(RECORDS SHOWN):
____

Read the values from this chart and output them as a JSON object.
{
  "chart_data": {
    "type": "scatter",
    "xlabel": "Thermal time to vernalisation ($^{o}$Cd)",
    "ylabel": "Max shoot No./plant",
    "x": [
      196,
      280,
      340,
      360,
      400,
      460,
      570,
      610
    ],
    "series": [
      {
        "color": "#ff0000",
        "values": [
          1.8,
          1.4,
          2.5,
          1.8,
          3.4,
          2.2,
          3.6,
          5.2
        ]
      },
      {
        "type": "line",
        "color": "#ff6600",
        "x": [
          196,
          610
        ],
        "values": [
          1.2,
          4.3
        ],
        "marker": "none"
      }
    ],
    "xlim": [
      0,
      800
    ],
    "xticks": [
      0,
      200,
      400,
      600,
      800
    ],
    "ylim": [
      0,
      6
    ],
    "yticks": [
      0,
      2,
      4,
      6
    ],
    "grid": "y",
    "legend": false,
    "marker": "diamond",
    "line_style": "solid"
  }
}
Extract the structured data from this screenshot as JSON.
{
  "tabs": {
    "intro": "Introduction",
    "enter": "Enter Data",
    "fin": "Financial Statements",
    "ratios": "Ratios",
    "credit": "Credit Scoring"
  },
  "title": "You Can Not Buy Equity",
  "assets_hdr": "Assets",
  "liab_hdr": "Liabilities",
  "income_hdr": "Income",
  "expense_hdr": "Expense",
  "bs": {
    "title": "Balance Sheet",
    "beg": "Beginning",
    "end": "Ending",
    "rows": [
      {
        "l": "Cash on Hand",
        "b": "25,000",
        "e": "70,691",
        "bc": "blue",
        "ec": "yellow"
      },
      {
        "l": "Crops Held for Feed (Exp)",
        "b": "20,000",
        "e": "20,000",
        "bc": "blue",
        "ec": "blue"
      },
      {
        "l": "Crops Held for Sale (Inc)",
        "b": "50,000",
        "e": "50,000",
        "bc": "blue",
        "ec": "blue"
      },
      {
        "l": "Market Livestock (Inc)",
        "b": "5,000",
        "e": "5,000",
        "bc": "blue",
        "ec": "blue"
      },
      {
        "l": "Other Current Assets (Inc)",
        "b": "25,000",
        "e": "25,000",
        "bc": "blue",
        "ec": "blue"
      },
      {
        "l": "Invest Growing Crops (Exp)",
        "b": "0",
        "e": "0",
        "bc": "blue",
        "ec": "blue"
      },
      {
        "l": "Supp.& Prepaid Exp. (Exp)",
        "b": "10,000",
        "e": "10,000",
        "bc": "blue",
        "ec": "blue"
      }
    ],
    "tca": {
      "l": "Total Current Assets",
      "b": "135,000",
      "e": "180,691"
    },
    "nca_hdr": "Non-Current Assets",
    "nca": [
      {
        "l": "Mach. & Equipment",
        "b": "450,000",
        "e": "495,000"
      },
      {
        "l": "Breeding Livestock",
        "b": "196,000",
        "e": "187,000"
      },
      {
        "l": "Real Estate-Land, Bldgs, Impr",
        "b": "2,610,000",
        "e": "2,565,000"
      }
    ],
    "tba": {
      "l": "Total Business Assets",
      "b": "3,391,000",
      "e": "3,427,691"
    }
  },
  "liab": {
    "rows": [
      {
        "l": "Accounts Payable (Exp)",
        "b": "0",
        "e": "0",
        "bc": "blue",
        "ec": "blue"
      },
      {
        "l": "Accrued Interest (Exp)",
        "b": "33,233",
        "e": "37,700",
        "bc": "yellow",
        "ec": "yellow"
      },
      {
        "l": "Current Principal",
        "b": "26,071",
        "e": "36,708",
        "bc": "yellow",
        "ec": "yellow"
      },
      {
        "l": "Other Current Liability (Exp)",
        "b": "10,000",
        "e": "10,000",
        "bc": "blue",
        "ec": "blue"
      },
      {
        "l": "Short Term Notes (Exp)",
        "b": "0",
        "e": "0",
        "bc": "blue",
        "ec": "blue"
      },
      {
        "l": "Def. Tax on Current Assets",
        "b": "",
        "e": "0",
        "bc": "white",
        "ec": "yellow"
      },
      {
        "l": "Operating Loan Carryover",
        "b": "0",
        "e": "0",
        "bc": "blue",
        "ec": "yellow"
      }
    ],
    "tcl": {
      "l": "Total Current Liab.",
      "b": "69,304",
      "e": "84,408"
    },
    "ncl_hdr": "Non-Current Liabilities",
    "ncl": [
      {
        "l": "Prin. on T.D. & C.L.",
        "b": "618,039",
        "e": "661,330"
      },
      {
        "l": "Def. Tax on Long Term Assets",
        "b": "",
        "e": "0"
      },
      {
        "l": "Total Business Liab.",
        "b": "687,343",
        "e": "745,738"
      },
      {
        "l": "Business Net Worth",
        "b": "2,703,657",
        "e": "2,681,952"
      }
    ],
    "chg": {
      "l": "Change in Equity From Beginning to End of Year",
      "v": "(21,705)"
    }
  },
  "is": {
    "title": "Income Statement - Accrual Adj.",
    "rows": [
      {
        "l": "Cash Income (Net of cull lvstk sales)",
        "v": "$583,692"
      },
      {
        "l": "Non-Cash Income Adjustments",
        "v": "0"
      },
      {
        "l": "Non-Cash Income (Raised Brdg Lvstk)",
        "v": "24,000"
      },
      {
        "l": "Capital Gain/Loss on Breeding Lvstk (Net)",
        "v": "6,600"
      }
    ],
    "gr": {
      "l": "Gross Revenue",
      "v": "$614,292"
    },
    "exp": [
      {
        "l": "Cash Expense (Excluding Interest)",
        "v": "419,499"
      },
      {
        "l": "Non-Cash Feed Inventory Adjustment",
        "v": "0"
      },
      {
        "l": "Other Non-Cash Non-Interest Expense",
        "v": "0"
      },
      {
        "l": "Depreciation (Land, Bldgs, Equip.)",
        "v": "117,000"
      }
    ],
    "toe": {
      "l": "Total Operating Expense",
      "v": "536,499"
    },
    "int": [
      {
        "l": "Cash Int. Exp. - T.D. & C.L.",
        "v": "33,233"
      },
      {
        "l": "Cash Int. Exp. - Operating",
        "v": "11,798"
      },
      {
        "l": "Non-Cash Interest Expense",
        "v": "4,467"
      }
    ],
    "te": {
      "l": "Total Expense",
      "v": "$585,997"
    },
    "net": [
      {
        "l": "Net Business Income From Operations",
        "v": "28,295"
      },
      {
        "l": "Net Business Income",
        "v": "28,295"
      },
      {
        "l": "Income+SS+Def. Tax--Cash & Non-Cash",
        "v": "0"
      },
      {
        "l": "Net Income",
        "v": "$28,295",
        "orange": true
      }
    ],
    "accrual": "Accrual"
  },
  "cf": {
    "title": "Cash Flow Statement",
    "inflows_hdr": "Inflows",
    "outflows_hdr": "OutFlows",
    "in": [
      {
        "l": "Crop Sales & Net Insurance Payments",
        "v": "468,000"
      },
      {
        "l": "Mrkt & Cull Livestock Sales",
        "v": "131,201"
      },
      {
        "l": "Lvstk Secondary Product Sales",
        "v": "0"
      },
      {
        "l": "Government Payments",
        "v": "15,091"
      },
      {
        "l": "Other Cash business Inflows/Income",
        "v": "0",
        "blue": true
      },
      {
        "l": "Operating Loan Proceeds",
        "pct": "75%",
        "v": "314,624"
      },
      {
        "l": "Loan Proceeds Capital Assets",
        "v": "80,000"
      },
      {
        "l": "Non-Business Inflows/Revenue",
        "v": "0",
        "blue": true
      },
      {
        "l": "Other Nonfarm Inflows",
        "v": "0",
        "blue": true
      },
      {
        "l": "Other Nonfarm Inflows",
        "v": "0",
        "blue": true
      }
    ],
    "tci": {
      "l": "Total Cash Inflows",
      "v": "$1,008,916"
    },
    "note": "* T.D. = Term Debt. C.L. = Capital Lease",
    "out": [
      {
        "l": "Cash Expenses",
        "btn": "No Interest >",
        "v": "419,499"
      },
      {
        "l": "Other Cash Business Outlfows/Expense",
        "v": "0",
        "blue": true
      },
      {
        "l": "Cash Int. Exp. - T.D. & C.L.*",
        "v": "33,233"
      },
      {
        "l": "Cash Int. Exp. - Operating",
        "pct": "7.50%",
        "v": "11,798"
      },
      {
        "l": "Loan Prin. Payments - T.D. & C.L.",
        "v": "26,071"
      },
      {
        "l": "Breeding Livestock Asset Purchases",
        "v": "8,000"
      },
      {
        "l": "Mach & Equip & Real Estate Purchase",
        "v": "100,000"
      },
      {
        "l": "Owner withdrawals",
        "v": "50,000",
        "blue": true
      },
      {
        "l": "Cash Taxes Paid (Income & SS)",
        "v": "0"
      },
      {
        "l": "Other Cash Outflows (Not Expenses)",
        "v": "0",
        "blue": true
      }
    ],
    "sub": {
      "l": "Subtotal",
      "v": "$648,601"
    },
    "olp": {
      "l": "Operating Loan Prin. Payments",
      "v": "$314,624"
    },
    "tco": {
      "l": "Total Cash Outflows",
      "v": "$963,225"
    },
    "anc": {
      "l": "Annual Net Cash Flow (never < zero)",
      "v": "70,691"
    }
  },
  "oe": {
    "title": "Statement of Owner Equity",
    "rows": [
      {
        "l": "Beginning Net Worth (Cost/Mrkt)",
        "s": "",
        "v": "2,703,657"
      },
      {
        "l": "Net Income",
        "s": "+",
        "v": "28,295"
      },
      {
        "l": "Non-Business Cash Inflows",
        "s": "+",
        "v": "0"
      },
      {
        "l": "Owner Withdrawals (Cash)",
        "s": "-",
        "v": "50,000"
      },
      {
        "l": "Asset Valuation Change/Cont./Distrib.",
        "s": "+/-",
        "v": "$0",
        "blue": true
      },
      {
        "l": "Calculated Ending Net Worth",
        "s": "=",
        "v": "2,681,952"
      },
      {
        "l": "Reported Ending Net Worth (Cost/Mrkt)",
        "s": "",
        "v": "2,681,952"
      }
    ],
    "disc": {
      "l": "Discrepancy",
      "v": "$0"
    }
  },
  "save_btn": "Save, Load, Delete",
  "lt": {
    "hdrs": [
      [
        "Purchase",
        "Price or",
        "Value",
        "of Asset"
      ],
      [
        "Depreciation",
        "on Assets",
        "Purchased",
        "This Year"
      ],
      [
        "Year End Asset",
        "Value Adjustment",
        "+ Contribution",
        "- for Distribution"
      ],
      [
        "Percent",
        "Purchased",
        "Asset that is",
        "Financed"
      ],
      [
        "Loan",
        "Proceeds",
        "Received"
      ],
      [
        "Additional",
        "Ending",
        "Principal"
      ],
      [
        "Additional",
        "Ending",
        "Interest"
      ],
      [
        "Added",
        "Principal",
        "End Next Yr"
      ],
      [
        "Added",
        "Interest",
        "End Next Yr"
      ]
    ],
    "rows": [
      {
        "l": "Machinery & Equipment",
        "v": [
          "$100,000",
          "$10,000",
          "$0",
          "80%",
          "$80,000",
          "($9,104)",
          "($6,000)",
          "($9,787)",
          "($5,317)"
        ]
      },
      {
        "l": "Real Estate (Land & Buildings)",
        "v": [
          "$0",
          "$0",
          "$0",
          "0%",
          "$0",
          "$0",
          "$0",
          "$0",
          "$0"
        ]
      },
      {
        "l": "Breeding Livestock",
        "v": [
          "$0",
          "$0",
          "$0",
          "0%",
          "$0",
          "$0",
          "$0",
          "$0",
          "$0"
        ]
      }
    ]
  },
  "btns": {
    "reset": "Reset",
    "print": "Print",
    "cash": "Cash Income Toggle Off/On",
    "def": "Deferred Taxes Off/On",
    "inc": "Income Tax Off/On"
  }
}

____

(WHAT THE TASK ASKS): Identify each line in the records above containing the word "Year"; copy those lines.

(OUTPUT OF THE TASK):
      "l": "Change in Equity From Beginning to End of Year",
        "This Year"
        "Year End Asset",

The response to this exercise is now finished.